### Stored items from a collection

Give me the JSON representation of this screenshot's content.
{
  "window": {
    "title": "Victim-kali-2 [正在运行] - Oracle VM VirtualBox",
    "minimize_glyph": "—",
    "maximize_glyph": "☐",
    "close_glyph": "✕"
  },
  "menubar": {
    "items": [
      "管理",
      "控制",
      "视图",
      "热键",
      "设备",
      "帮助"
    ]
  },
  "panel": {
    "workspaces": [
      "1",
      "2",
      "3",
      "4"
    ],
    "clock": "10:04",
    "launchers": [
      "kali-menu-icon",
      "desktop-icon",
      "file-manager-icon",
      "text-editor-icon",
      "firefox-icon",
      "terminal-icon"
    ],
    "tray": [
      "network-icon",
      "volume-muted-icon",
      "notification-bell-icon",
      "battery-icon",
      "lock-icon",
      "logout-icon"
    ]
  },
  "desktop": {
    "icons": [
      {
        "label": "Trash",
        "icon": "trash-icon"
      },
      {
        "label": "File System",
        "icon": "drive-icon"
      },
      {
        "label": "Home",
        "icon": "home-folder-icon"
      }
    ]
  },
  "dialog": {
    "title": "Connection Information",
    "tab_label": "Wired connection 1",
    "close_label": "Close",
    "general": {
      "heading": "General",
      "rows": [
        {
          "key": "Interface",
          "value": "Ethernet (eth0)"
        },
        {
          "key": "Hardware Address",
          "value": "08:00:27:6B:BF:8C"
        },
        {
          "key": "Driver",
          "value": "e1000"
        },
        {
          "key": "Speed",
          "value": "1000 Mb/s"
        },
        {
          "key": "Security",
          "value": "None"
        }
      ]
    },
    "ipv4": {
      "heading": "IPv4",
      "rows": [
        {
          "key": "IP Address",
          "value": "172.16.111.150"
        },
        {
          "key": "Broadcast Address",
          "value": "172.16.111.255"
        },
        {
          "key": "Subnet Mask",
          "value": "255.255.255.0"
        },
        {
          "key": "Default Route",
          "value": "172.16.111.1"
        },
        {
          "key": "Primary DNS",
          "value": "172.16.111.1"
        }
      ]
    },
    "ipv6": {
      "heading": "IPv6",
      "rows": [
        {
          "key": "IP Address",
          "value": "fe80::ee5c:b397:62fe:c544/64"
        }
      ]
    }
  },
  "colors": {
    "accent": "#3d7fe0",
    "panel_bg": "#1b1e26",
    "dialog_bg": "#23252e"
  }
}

### Stated task
Generate an exact reproduction of all entries.

### Output
Give me the JSON representation of this screenshot's content.
{
  "window": {
    "title": "Victim-kali-2 [正在运行] - Oracle VM VirtualBox",
    "minimize_glyph": "—",
    "maximize_glyph": "☐",
    "close_glyph": "✕"
  },
  "menubar": {
    "items": [
      "管理",
      "控制",
      "视图",
      "热键",
      "设备",
      "帮助"
    ]
  },
  "panel": {
    "workspaces": [
      "1",
      "2",
      "3",
      "4"
    ],
    "clock": "10:04",
    "launchers": [
      "kali-menu-icon",
      "desktop-icon",
      "file-manager-icon",
      "text-editor-icon",
      "firefox-icon",
      "terminal-icon"
    ],
    "tray": [
      "network-icon",
      "volume-muted-icon",
      "notification-bell-icon",
      "battery-icon",
      "lock-icon",
      "logout-icon"
    ]
  },
  "desktop": {
    "icons": [
      {
        "label": "Trash",
        "icon": "trash-icon"
      },
      {
        "label": "File System",
        "icon": "drive-icon"
      },
      {
        "label": "Home",
        "icon": "home-folder-icon"
      }
    ]
  },
  "dialog": {
    "title": "Connection Information",
    "tab_label": "Wired connection 1",
    "close_label": "Close",
    "general": {
      "heading": "General",
      "rows": [
        {
          "key": "Interface",
          "value": "Ethernet (eth0)"
        },
        {
          "key": "Hardware Address",
          "value": "08:00:27:6B:BF:8C"
        },
        {
          "key": "Driver",
          "value": "e1000"
        },
        {
          "key": "Speed",
          "value": "1000 Mb/s"
        },
        {
          "key": "Security",
          "value": "None"
        }
      ]
    },
    "ipv4": {
      "heading": "IPv4",
      "rows": [
        {
          "key": "IP Address",
          "value": "172.16.111.150"
        },
        {
          "key": "Broadcast Address",
          "value": "172.16.111.255"
        },
        {
          "key": "Subnet Mask",
          "value": "255.255.255.0"
        },
        {
          "key": "Default Route",
          "value": "172.16.111.1"
        },
        {
          "key": "Primary DNS",
          "value": "172.16.111.1"
        }
      ]
    },
    "ipv6": {
      "heading": "IPv6",
      "rows": [
        {
          "key": "IP Address",
          "value": "fe80::ee5c:b397:62fe:c544/64"
        }
      ]
    }
  },
  "colors": {
    "accent": "#3d7fe0",
    "panel_bg": "#1b1e26",
    "dialog_bg": "#23252e"
  }
}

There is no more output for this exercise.